-- start of RECORD LIST --

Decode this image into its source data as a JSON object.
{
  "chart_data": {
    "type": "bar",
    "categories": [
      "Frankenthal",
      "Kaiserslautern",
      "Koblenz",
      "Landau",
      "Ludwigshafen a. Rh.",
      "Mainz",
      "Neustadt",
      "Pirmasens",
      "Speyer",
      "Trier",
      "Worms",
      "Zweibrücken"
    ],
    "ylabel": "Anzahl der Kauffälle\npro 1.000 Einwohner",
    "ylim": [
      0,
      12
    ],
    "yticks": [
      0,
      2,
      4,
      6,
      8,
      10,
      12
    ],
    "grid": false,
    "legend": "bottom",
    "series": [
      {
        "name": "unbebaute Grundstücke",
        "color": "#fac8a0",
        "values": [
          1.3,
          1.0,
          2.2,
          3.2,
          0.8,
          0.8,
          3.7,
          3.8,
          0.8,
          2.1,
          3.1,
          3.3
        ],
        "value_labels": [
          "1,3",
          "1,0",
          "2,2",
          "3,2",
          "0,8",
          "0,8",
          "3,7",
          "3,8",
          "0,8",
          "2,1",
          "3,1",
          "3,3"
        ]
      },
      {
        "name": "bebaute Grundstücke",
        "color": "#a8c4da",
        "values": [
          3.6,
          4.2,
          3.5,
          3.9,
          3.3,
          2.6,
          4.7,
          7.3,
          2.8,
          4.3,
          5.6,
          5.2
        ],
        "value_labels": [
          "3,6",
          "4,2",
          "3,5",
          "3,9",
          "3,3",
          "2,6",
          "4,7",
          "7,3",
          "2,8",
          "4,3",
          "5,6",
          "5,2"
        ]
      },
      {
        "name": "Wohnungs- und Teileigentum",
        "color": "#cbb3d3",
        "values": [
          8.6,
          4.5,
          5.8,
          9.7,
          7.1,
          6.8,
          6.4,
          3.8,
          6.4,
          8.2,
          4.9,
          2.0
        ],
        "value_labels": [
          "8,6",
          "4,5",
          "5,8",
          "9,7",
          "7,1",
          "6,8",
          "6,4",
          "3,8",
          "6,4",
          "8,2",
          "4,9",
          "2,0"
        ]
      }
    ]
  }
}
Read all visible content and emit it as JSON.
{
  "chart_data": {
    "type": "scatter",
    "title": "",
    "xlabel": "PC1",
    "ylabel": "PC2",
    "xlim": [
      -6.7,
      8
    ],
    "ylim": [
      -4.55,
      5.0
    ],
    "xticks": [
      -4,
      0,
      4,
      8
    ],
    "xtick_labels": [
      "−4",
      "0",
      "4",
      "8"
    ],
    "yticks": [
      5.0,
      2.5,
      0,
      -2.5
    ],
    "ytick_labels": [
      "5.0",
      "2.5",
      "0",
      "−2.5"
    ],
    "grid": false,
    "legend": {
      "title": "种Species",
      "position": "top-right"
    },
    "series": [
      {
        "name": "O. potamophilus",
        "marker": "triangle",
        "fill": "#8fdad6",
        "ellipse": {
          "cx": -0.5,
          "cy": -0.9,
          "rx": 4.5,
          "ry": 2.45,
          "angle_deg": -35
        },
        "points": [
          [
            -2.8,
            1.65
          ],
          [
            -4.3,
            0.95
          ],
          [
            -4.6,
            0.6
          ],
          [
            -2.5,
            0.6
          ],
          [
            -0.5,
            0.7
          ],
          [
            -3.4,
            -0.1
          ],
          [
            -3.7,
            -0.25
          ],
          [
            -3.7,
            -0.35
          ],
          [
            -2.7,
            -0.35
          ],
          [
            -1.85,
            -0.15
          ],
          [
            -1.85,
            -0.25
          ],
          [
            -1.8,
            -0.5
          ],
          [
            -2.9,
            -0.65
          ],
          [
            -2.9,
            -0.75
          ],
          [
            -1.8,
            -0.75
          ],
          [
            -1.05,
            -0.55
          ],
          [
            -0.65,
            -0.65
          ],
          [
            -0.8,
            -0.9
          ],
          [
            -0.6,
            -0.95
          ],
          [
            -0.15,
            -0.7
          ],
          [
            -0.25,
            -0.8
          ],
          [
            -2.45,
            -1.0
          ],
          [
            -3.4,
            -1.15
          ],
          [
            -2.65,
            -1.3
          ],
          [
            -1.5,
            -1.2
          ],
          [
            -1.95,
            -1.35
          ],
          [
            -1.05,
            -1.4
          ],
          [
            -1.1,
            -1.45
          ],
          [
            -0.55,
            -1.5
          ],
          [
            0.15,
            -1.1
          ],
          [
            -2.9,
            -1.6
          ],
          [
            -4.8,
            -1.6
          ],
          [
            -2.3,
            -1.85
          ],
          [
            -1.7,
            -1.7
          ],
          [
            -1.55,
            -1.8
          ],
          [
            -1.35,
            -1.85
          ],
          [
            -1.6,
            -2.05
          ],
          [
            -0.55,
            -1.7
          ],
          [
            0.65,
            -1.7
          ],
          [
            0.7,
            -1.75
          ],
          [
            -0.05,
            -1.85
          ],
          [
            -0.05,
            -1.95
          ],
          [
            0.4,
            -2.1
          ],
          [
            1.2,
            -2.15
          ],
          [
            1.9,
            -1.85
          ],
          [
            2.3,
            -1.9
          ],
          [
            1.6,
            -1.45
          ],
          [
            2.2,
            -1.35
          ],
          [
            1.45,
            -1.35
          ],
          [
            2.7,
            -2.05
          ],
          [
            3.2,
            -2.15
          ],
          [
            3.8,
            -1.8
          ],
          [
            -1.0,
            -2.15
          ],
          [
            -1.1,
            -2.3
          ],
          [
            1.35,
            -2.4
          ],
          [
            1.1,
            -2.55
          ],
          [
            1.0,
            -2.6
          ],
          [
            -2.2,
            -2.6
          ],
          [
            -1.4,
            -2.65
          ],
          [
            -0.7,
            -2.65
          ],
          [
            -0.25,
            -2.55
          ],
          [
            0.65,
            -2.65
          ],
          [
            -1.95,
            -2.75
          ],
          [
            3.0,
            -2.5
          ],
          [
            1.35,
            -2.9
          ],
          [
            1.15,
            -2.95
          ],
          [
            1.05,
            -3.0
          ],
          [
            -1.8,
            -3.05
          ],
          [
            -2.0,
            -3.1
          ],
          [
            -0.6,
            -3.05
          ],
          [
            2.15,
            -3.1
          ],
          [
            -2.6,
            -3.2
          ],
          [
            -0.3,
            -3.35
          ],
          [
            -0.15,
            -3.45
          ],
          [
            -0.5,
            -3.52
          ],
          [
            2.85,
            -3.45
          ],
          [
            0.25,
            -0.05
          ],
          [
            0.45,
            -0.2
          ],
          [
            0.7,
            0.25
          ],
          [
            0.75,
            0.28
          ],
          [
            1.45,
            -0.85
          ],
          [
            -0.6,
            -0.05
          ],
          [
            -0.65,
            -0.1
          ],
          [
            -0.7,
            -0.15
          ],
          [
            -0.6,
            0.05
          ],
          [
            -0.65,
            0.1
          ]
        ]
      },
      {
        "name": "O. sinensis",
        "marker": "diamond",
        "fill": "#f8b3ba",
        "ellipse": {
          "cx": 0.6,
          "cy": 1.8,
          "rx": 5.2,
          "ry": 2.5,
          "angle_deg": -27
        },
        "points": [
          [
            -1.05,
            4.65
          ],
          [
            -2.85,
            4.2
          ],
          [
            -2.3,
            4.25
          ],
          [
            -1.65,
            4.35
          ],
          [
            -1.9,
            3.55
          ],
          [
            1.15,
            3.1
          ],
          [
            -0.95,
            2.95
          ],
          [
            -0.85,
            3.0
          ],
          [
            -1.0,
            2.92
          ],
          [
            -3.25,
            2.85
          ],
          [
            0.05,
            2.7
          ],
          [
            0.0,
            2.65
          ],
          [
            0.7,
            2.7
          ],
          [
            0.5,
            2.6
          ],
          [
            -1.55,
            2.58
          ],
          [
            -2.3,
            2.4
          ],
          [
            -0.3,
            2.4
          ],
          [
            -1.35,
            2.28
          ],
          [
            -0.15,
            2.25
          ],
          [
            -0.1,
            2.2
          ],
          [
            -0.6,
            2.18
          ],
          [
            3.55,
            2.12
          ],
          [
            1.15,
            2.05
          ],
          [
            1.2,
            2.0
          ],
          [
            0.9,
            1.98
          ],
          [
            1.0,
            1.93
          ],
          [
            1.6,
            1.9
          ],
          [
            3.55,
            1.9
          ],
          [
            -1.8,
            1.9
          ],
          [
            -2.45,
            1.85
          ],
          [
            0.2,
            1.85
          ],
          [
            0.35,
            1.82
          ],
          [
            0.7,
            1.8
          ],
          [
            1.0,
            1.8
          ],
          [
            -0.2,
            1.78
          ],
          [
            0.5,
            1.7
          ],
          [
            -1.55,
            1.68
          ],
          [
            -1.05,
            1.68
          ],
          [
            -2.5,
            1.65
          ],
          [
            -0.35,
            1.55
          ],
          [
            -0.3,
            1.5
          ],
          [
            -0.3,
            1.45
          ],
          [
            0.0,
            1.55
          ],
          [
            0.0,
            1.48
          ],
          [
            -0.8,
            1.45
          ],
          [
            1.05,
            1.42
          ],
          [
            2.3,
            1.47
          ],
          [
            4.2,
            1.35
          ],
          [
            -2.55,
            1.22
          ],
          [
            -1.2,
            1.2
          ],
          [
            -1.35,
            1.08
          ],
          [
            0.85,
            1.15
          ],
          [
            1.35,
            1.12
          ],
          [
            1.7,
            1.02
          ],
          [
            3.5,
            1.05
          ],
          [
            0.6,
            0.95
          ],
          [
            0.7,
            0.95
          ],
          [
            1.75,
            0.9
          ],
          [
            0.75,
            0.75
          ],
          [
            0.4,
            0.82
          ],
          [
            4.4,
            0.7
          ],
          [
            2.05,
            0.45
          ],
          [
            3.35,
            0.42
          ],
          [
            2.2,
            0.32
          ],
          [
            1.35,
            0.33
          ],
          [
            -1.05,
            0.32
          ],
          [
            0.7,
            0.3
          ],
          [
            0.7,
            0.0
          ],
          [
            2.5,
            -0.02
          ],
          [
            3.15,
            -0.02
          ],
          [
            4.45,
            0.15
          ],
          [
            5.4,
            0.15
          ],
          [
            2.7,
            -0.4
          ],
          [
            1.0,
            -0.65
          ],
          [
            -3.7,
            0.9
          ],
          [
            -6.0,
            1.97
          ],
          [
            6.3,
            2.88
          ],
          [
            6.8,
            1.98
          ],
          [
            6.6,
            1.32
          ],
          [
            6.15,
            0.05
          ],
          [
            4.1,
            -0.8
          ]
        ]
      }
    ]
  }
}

-- end of RECORD LIST --

## [DIRECTIVE]
Write down every line of the data above that includes the string "ylabel".

## [TASK ANSWER]
    "ylabel": "Anzahl der Kauffälle\npro 1.000 Einwohner",
    "ylabel": "PC2",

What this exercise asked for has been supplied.